**Directive:** Go through the records underneath and count the lines that include the string "rate". Give nothing but the number.

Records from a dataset
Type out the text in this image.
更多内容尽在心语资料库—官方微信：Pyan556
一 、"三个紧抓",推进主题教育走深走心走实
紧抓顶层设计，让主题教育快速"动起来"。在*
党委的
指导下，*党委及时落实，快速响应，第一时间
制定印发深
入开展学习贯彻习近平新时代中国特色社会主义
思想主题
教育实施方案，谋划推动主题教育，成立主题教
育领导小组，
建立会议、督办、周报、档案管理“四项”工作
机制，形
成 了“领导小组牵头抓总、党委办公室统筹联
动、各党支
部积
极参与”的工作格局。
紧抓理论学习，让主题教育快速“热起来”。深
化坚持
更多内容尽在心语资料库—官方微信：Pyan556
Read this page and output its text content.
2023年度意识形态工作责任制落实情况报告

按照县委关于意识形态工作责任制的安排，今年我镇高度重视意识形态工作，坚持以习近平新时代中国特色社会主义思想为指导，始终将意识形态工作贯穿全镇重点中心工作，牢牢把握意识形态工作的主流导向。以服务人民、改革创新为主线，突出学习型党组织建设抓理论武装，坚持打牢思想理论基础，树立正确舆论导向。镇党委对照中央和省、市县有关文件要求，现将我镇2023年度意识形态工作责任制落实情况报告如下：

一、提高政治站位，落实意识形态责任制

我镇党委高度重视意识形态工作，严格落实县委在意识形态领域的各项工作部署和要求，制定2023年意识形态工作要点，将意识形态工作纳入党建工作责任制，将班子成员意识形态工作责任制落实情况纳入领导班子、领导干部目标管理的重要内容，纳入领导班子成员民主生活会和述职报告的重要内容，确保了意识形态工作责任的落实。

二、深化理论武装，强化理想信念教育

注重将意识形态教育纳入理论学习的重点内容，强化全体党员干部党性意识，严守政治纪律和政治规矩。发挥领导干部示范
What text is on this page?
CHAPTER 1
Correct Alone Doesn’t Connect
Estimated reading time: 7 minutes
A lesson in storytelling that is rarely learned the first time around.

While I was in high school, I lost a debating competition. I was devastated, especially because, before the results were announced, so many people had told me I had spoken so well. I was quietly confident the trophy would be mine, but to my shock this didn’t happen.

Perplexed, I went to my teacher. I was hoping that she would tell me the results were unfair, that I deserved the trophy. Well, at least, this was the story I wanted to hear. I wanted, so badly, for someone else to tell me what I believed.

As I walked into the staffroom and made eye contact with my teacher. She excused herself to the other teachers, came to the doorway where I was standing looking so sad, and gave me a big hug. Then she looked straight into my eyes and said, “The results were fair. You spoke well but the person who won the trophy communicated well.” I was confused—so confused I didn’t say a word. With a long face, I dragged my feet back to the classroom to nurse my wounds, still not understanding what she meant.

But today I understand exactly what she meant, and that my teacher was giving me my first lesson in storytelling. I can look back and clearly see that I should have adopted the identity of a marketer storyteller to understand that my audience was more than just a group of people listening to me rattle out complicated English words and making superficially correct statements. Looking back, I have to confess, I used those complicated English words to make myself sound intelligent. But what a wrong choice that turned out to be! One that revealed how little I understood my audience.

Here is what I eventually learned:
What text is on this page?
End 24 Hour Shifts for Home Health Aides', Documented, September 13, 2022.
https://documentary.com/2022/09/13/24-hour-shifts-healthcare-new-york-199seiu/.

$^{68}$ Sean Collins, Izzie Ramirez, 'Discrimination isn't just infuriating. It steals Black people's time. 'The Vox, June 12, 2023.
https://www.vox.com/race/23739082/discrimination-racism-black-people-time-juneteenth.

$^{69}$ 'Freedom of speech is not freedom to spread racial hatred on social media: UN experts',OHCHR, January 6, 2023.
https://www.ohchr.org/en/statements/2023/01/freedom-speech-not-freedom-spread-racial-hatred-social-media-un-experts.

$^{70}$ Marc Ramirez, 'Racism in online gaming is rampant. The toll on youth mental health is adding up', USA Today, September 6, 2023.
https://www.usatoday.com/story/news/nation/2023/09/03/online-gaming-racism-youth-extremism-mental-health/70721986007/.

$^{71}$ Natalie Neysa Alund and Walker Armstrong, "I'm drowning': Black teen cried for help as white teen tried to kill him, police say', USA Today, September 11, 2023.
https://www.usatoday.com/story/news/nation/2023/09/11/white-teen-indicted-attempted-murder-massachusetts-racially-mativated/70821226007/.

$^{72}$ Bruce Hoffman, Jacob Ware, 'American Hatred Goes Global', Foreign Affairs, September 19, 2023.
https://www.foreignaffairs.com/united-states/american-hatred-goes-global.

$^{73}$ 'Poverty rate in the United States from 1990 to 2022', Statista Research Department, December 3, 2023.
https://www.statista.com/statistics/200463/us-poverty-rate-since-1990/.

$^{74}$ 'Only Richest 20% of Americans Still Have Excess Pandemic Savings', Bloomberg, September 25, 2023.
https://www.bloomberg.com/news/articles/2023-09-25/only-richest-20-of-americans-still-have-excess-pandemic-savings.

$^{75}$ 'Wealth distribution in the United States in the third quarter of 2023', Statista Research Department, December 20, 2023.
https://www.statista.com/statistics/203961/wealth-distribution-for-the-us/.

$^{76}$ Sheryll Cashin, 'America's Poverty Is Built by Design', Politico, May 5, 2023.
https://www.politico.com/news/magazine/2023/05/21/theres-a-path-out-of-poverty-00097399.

**Completed exercise:** 2